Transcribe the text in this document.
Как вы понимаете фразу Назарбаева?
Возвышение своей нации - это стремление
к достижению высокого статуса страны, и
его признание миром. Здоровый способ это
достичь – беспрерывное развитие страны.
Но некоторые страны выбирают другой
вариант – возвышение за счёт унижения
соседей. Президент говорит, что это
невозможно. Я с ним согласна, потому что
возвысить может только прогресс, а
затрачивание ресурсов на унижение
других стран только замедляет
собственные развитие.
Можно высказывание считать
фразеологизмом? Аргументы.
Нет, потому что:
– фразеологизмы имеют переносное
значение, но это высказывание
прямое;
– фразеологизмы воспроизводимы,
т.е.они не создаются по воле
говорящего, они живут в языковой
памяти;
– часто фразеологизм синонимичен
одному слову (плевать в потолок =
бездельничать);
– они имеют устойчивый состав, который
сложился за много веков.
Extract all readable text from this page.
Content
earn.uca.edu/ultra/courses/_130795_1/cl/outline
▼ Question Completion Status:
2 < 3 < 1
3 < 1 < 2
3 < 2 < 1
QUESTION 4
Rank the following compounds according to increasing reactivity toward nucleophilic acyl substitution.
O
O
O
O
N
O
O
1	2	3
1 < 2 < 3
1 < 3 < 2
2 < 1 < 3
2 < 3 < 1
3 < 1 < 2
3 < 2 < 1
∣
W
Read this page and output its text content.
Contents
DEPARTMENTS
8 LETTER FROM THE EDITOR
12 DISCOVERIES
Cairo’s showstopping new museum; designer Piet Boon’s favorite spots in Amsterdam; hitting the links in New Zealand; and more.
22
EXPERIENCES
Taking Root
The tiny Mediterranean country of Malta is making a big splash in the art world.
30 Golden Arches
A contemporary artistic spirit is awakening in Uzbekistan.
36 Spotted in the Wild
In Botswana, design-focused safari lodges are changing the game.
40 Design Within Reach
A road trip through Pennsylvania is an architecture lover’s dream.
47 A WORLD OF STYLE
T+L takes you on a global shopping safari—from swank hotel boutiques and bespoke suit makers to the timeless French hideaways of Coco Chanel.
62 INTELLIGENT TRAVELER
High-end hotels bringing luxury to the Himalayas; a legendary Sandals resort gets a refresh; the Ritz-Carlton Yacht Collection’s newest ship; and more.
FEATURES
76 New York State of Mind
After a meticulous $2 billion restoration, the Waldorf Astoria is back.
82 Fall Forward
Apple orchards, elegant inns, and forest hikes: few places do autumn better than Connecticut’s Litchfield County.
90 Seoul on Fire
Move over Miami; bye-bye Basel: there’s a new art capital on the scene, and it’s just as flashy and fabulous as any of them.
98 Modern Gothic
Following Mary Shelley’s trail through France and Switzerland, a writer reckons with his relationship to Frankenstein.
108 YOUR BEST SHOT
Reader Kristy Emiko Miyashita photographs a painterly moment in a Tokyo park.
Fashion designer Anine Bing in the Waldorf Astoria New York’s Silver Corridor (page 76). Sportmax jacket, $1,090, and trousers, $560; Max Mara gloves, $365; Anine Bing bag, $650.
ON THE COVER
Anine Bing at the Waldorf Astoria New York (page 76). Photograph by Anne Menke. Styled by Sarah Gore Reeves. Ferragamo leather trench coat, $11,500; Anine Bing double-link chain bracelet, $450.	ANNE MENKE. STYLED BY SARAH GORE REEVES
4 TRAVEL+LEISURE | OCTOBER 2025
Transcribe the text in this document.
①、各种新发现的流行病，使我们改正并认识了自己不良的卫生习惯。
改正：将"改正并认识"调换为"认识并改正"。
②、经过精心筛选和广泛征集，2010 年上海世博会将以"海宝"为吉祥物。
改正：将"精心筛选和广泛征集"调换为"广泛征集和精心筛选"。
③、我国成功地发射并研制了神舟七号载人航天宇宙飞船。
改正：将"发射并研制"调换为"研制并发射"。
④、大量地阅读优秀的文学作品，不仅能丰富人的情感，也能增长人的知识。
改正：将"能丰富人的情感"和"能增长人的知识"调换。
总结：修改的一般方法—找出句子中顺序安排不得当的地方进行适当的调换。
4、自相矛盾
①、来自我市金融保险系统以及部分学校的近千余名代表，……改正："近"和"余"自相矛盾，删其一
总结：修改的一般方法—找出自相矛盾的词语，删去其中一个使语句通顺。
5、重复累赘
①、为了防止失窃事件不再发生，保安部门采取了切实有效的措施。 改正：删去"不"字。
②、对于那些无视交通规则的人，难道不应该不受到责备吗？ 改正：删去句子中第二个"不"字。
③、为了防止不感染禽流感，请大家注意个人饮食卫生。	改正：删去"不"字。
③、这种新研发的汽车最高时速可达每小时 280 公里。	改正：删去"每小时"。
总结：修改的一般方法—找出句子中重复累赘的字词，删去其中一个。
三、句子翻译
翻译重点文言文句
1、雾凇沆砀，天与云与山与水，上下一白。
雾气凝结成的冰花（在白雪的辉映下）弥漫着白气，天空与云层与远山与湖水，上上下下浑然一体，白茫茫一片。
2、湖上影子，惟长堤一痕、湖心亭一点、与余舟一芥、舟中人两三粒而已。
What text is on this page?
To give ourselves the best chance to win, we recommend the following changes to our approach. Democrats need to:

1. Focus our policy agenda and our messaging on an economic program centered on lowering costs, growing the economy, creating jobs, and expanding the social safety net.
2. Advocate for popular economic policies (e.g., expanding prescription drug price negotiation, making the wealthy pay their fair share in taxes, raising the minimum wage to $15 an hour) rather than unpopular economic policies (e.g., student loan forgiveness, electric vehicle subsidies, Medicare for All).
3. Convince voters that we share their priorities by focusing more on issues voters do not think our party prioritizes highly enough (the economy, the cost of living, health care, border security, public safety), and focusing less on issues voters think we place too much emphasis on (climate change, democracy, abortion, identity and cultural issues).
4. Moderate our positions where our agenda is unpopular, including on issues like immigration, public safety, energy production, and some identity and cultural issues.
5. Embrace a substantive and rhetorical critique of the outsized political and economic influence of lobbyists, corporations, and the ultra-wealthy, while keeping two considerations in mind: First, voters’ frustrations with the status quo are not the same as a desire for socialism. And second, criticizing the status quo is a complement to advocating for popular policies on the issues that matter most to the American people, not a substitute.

=====

Select, from the listing, all lines that include the word "safari".

**IN RESPONSE:**
In Botswana, design-focused safari lodges are changing the game.
T+L takes you on a global shopping safari—from swank hotel boutiques and bespoke suit makers to the timeless French hideaways of Coco Chanel.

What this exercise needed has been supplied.